======== Entries provided

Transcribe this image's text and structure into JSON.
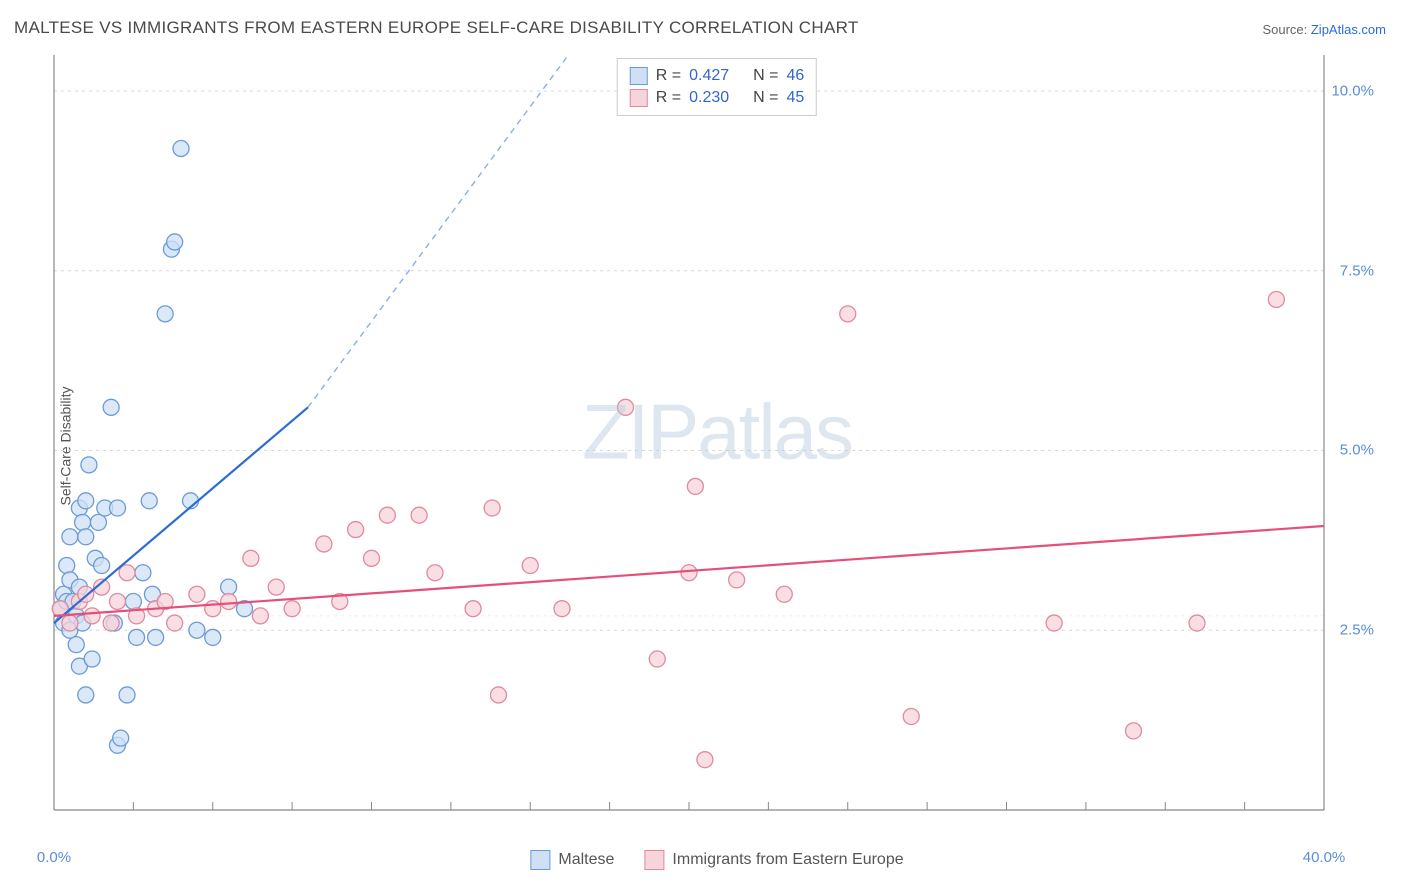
{
  "title": "MALTESE VS IMMIGRANTS FROM EASTERN EUROPE SELF-CARE DISABILITY CORRELATION CHART",
  "source_label": "Source: ",
  "source_name": "ZipAtlas.com",
  "ylabel": "Self-Care Disability",
  "watermark_a": "ZIP",
  "watermark_b": "atlas",
  "chart": {
    "type": "scatter",
    "xlim": [
      0,
      40
    ],
    "ylim": [
      0,
      10.5
    ],
    "xticks": [
      0,
      2.5,
      5,
      7.5,
      10,
      12.5,
      15,
      17.5,
      20,
      22.5,
      25,
      27.5,
      30,
      32.5,
      35,
      37.5,
      40
    ],
    "xtick_labels": {
      "0": "0.0%",
      "40": "40.0%"
    },
    "yticks": [
      2.5,
      5.0,
      7.5,
      10.0
    ],
    "ytick_labels": [
      "2.5%",
      "5.0%",
      "7.5%",
      "10.0%"
    ],
    "grid_color": "#d8d8d8",
    "axis_color": "#888888",
    "background_color": "#ffffff",
    "marker_radius": 8,
    "marker_stroke_width": 1.3,
    "trend_line_width": 2.2,
    "trend_dash": "6,5",
    "series": [
      {
        "name": "Maltese",
        "fill": "#cfe0f5",
        "stroke": "#6a9bd8",
        "line_color": "#2b6cd4",
        "R": "0.427",
        "N": "46",
        "trend": {
          "x1": 0,
          "y1": 2.6,
          "x2": 8,
          "y2": 5.6,
          "x2_dash": 16.2,
          "y2_dash": 10.5
        },
        "points": [
          [
            0.2,
            2.8
          ],
          [
            0.3,
            3.0
          ],
          [
            0.3,
            2.6
          ],
          [
            0.4,
            2.9
          ],
          [
            0.4,
            3.4
          ],
          [
            0.5,
            2.5
          ],
          [
            0.5,
            3.2
          ],
          [
            0.5,
            3.8
          ],
          [
            0.6,
            2.9
          ],
          [
            0.7,
            2.3
          ],
          [
            0.7,
            2.7
          ],
          [
            0.8,
            3.1
          ],
          [
            0.8,
            4.2
          ],
          [
            0.8,
            2.0
          ],
          [
            0.9,
            4.0
          ],
          [
            0.9,
            2.6
          ],
          [
            1.0,
            3.8
          ],
          [
            1.0,
            4.3
          ],
          [
            1.0,
            1.6
          ],
          [
            1.1,
            4.8
          ],
          [
            1.2,
            2.1
          ],
          [
            1.3,
            3.5
          ],
          [
            1.4,
            4.0
          ],
          [
            1.5,
            3.4
          ],
          [
            1.6,
            4.2
          ],
          [
            1.8,
            5.6
          ],
          [
            1.9,
            2.6
          ],
          [
            2.0,
            0.9
          ],
          [
            2.0,
            4.2
          ],
          [
            2.1,
            1.0
          ],
          [
            2.3,
            1.6
          ],
          [
            2.5,
            2.9
          ],
          [
            2.6,
            2.4
          ],
          [
            2.8,
            3.3
          ],
          [
            3.0,
            4.3
          ],
          [
            3.1,
            3.0
          ],
          [
            3.2,
            2.4
          ],
          [
            3.5,
            6.9
          ],
          [
            3.7,
            7.8
          ],
          [
            3.8,
            7.9
          ],
          [
            4.0,
            9.2
          ],
          [
            4.3,
            4.3
          ],
          [
            4.5,
            2.5
          ],
          [
            5.0,
            2.4
          ],
          [
            5.5,
            3.1
          ],
          [
            6.0,
            2.8
          ]
        ]
      },
      {
        "name": "Immigrants from Eastern Europe",
        "fill": "#f7d3db",
        "stroke": "#e08aa0",
        "line_color": "#e54f7a",
        "R": "0.230",
        "N": "45",
        "trend": {
          "x1": 0,
          "y1": 2.7,
          "x2": 40,
          "y2": 3.95
        },
        "points": [
          [
            0.2,
            2.8
          ],
          [
            0.5,
            2.6
          ],
          [
            0.8,
            2.9
          ],
          [
            1.0,
            3.0
          ],
          [
            1.2,
            2.7
          ],
          [
            1.5,
            3.1
          ],
          [
            1.8,
            2.6
          ],
          [
            2.0,
            2.9
          ],
          [
            2.3,
            3.3
          ],
          [
            2.6,
            2.7
          ],
          [
            3.2,
            2.8
          ],
          [
            3.5,
            2.9
          ],
          [
            3.8,
            2.6
          ],
          [
            4.5,
            3.0
          ],
          [
            5.0,
            2.8
          ],
          [
            5.5,
            2.9
          ],
          [
            6.2,
            3.5
          ],
          [
            6.5,
            2.7
          ],
          [
            7.0,
            3.1
          ],
          [
            7.5,
            2.8
          ],
          [
            8.5,
            3.7
          ],
          [
            9.0,
            2.9
          ],
          [
            9.5,
            3.9
          ],
          [
            10.0,
            3.5
          ],
          [
            10.5,
            4.1
          ],
          [
            11.5,
            4.1
          ],
          [
            12.0,
            3.3
          ],
          [
            13.2,
            2.8
          ],
          [
            13.8,
            4.2
          ],
          [
            14.0,
            1.6
          ],
          [
            15.0,
            3.4
          ],
          [
            16.0,
            2.8
          ],
          [
            18.0,
            5.6
          ],
          [
            19.0,
            2.1
          ],
          [
            20.0,
            3.3
          ],
          [
            20.2,
            4.5
          ],
          [
            20.5,
            0.7
          ],
          [
            21.5,
            3.2
          ],
          [
            23.0,
            3.0
          ],
          [
            25.0,
            6.9
          ],
          [
            27.0,
            1.3
          ],
          [
            31.5,
            2.6
          ],
          [
            34.0,
            1.1
          ],
          [
            36.0,
            2.6
          ],
          [
            38.5,
            7.1
          ]
        ]
      }
    ]
  },
  "stats_legend": {
    "r_label": "R =",
    "n_label": "N ="
  },
  "bottom_legend_labels": [
    "Maltese",
    "Immigrants from Eastern Europe"
  ]
}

================

» **What is required**
Omit every picture, then reproduce the rest of the listing exactly.

» **Exercise output**
Transcribe this image's text and structure into JSON.
{
  "title": "MALTESE VS IMMIGRANTS FROM EASTERN EUROPE SELF-CARE DISABILITY CORRELATION CHART",
  "source_label": "Source: ",
  "source_name": "ZipAtlas.com",
  "ylabel": "Self-Care Disability",
  "watermark_a": "ZIP",
  "watermark_b": "atlas",
  "chart": {
    "type": "scatter",
    "xlim": [
      0,
      40
    ],
    "ylim": [
      0,
      10.5
    ],
    "xticks": [
      0,
      2.5,
      5,
      7.5,
      10,
      12.5,
      15,
      17.5,
      20,
      22.5,
      25,
      27.5,
      30,
      32.5,
      35,
      37.5,
      40
    ],
    "xtick_labels": {
      "0": "0.0%",
      "40": "40.0%"
    },
    "yticks": [
      2.5,
      5.0,
      7.5,
      10.0
    ],
    "ytick_labels": [
      "2.5%",
      "5.0%",
      "7.5%",
      "10.0%"
    ],
    "grid_color": "#d8d8d8",
    "axis_color": "#888888",
    "background_color": "#ffffff",
    "marker_radius": 8,
    "marker_stroke_width": 1.3,
    "trend_line_width": 2.2,
    "trend_dash": "6,5",
    "series": [
      {
        "name": "Maltese",
        "fill": "#cfe0f5",
        "stroke": "#6a9bd8",
        "line_color": "#2b6cd4",
        "R": "0.427",
        "N": "46",
        "trend": {
          "x1": 0,
          "y1": 2.6,
          "x2": 8,
          "y2": 5.6,
          "x2_dash": 16.2,
          "y2_dash": 10.5
        },
        "points": [
          [
            0.2,
            2.8
          ],
          [
            0.3,
            3.0
          ],
          [
            0.3,
            2.6
          ],
          [
            0.4,
            2.9
          ],
          [
            0.4,
            3.4
          ],
          [
            0.5,
            2.5
          ],
          [
            0.5,
            3.2
          ],
          [
            0.5,
            3.8
          ],
          [
            0.6,
            2.9
          ],
          [
            0.7,
            2.3
          ],
          [
            0.7,
            2.7
          ],
          [
            0.8,
            3.1
          ],
          [
            0.8,
            4.2
          ],
          [
            0.8,
            2.0
          ],
          [
            0.9,
            4.0
          ],
          [
            0.9,
            2.6
          ],
          [
            1.0,
            3.8
          ],
          [
            1.0,
            4.3
          ],
          [
            1.0,
            1.6
          ],
          [
            1.1,
            4.8
          ],
          [
            1.2,
            2.1
          ],
          [
            1.3,
            3.5
          ],
          [
            1.4,
            4.0
          ],
          [
            1.5,
            3.4
          ],
          [
            1.6,
            4.2
          ],
          [
            1.8,
            5.6
          ],
          [
            1.9,
            2.6
          ],
          [
            2.0,
            0.9
          ],
          [
            2.0,
            4.2
          ],
          [
            2.1,
            1.0
          ],
          [
            2.3,
            1.6
          ],
          [
            2.5,
            2.9
          ],
          [
            2.6,
            2.4
          ],
          [
            2.8,
            3.3
          ],
          [
            3.0,
            4.3
          ],
          [
            3.1,
            3.0
          ],
          [
            3.2,
            2.4
          ],
          [
            3.5,
            6.9
          ],
          [
            3.7,
            7.8
          ],
          [
            3.8,
            7.9
          ],
          [
            4.0,
            9.2
          ],
          [
            4.3,
            4.3
          ],
          [
            4.5,
            2.5
          ],
          [
            5.0,
            2.4
          ],
          [
            5.5,
            3.1
          ],
          [
            6.0,
            2.8
          ]
        ]
      },
      {
        "name": "Immigrants from Eastern Europe",
        "fill": "#f7d3db",
        "stroke": "#e08aa0",
        "line_color": "#e54f7a",
        "R": "0.230",
        "N": "45",
        "trend": {
          "x1": 0,
          "y1": 2.7,
          "x2": 40,
          "y2": 3.95
        },
        "points": [
          [
            0.2,
            2.8
          ],
          [
            0.5,
            2.6
          ],
          [
            0.8,
            2.9
          ],
          [
            1.0,
            3.0
          ],
          [
            1.2,
            2.7
          ],
          [
            1.5,
            3.1
          ],
          [
            1.8,
            2.6
          ],
          [
            2.0,
            2.9
          ],
          [
            2.3,
            3.3
          ],
          [
            2.6,
            2.7
          ],
          [
            3.2,
            2.8
          ],
          [
            3.5,
            2.9
          ],
          [
            3.8,
            2.6
          ],
          [
            4.5,
            3.0
          ],
          [
            5.0,
            2.8
          ],
          [
            5.5,
            2.9
          ],
          [
            6.2,
            3.5
          ],
          [
            6.5,
            2.7
          ],
          [
            7.0,
            3.1
          ],
          [
            7.5,
            2.8
          ],
          [
            8.5,
            3.7
          ],
          [
            9.0,
            2.9
          ],
          [
            9.5,
            3.9
          ],
          [
            10.0,
            3.5
          ],
          [
            10.5,
            4.1
          ],
          [
            11.5,
            4.1
          ],
          [
            12.0,
            3.3
          ],
          [
            13.2,
            2.8
          ],
          [
            13.8,
            4.2
          ],
          [
            14.0,
            1.6
          ],
          [
            15.0,
            3.4
          ],
          [
            16.0,
            2.8
          ],
          [
            18.0,
            5.6
          ],
          [
            19.0,
            2.1
          ],
          [
            20.0,
            3.3
          ],
          [
            20.2,
            4.5
          ],
          [
            20.5,
            0.7
          ],
          [
            21.5,
            3.2
          ],
          [
            23.0,
            3.0
          ],
          [
            25.0,
            6.9
          ],
          [
            27.0,
            1.3
          ],
          [
            31.5,
            2.6
          ],
          [
            34.0,
            1.1
          ],
          [
            36.0,
            2.6
          ],
          [
            38.5,
            7.1
          ]
        ]
      }
    ]
  },
  "stats_legend": {
    "r_label": "R =",
    "n_label": "N ="
  },
  "bottom_legend_labels": [
    "Maltese",
    "Immigrants from Eastern Europe"
  ]
}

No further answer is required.